▶ Aim of the task
Quote the entries that follow exactly, leaving none out.

▶ Saved data entries

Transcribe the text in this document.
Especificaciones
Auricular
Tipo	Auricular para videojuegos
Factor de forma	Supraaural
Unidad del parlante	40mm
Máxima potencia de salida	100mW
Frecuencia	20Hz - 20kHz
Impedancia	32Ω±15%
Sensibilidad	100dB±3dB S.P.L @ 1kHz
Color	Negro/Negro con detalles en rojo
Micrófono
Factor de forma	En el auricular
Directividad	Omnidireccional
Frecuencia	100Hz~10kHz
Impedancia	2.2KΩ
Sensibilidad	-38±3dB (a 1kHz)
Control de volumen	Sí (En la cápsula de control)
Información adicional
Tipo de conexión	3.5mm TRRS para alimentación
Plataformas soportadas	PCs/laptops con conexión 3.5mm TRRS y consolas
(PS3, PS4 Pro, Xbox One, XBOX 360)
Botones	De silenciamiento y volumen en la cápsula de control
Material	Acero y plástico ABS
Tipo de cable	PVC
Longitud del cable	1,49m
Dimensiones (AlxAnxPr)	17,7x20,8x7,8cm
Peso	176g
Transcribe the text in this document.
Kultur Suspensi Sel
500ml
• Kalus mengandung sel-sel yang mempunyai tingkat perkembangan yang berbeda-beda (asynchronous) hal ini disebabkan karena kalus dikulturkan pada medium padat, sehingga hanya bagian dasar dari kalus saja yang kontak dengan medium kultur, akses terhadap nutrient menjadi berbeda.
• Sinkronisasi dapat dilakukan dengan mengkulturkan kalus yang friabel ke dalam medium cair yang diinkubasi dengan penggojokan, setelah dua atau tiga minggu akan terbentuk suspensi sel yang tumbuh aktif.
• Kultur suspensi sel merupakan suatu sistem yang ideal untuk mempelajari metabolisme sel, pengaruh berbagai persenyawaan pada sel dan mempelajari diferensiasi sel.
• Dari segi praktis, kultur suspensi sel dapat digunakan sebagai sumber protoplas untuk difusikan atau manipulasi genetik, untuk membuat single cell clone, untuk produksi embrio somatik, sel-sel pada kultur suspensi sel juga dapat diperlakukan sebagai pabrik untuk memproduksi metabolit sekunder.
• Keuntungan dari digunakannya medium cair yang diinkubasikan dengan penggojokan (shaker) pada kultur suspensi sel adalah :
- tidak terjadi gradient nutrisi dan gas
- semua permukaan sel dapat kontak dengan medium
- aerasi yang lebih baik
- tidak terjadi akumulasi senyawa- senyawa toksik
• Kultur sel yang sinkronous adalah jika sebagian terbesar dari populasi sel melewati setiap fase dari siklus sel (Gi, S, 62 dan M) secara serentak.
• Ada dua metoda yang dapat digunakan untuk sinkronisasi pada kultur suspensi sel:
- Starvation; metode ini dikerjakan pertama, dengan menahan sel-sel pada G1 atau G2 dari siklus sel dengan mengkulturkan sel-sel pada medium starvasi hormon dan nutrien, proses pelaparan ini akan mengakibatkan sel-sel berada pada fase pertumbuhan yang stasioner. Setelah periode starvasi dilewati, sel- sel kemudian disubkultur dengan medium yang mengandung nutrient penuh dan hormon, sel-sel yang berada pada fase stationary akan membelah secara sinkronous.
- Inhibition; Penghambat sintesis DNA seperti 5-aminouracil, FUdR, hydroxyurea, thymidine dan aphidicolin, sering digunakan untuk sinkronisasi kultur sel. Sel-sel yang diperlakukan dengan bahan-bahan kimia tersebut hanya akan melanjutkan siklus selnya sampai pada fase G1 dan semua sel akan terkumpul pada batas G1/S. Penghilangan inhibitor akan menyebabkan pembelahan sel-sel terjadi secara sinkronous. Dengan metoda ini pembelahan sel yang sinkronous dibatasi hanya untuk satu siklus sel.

▶ Result for this exercise
Transcribe the text in this document.
Especificaciones
Auricular
Tipo	Auricular para videojuegos
Factor de forma	Supraaural
Unidad del parlante	40mm
Máxima potencia de salida	100mW
Frecuencia	20Hz - 20kHz
Impedancia	32Ω±15%
Sensibilidad	100dB±3dB S.P.L @ 1kHz
Color	Negro/Negro con detalles en rojo
Micrófono
Factor de forma	En el auricular
Directividad	Omnidireccional
Frecuencia	100Hz~10kHz
Impedancia	2.2KΩ
Sensibilidad	-38±3dB (a 1kHz)
Control de volumen	Sí (En la cápsula de control)
Información adicional
Tipo de conexión	3.5mm TRRS para alimentación
Plataformas soportadas	PCs/laptops con conexión 3.5mm TRRS y consolas
(PS3, PS4 Pro, Xbox One, XBOX 360)
Botones	De silenciamiento y volumen en la cápsula de control
Material	Acero y plástico ABS
Tipo de cable	PVC
Longitud del cable	1,49m
Dimensiones (AlxAnxPr)	17,7x20,8x7,8cm
Peso	176g
Transcribe the text in this document.
Kultur Suspensi Sel
500ml
• Kalus mengandung sel-sel yang mempunyai tingkat perkembangan yang berbeda-beda (asynchronous) hal ini disebabkan karena kalus dikulturkan pada medium padat, sehingga hanya bagian dasar dari kalus saja yang kontak dengan medium kultur, akses terhadap nutrient menjadi berbeda.
• Sinkronisasi dapat dilakukan dengan mengkulturkan kalus yang friabel ke dalam medium cair yang diinkubasi dengan penggojokan, setelah dua atau tiga minggu akan terbentuk suspensi sel yang tumbuh aktif.
• Kultur suspensi sel merupakan suatu sistem yang ideal untuk mempelajari metabolisme sel, pengaruh berbagai persenyawaan pada sel dan mempelajari diferensiasi sel.
• Dari segi praktis, kultur suspensi sel dapat digunakan sebagai sumber protoplas untuk difusikan atau manipulasi genetik, untuk membuat single cell clone, untuk produksi embrio somatik, sel-sel pada kultur suspensi sel juga dapat diperlakukan sebagai pabrik untuk memproduksi metabolit sekunder.
• Keuntungan dari digunakannya medium cair yang diinkubasikan dengan penggojokan (shaker) pada kultur suspensi sel adalah :
- tidak terjadi gradient nutrisi dan gas
- semua permukaan sel dapat kontak dengan medium
- aerasi yang lebih baik
- tidak terjadi akumulasi senyawa- senyawa toksik
• Kultur sel yang sinkronous adalah jika sebagian terbesar dari populasi sel melewati setiap fase dari siklus sel (Gi, S, 62 dan M) secara serentak.
• Ada dua metoda yang dapat digunakan untuk sinkronisasi pada kultur suspensi sel:
- Starvation; metode ini dikerjakan pertama, dengan menahan sel-sel pada G1 atau G2 dari siklus sel dengan mengkulturkan sel-sel pada medium starvasi hormon dan nutrien, proses pelaparan ini akan mengakibatkan sel-sel berada pada fase pertumbuhan yang stasioner. Setelah periode starvasi dilewati, sel- sel kemudian disubkultur dengan medium yang mengandung nutrient penuh dan hormon, sel-sel yang berada pada fase stationary akan membelah secara sinkronous.
- Inhibition; Penghambat sintesis DNA seperti 5-aminouracil, FUdR, hydroxyurea, thymidine dan aphidicolin, sering digunakan untuk sinkronisasi kultur sel. Sel-sel yang diperlakukan dengan bahan-bahan kimia tersebut hanya akan melanjutkan siklus selnya sampai pada fase G1 dan semua sel akan terkumpul pada batas G1/S. Penghilangan inhibitor akan menyebabkan pembelahan sel-sel terjadi secara sinkronous. Dengan metoda ini pembelahan sel yang sinkronous dibatasi hanya untuk satu siklus sel.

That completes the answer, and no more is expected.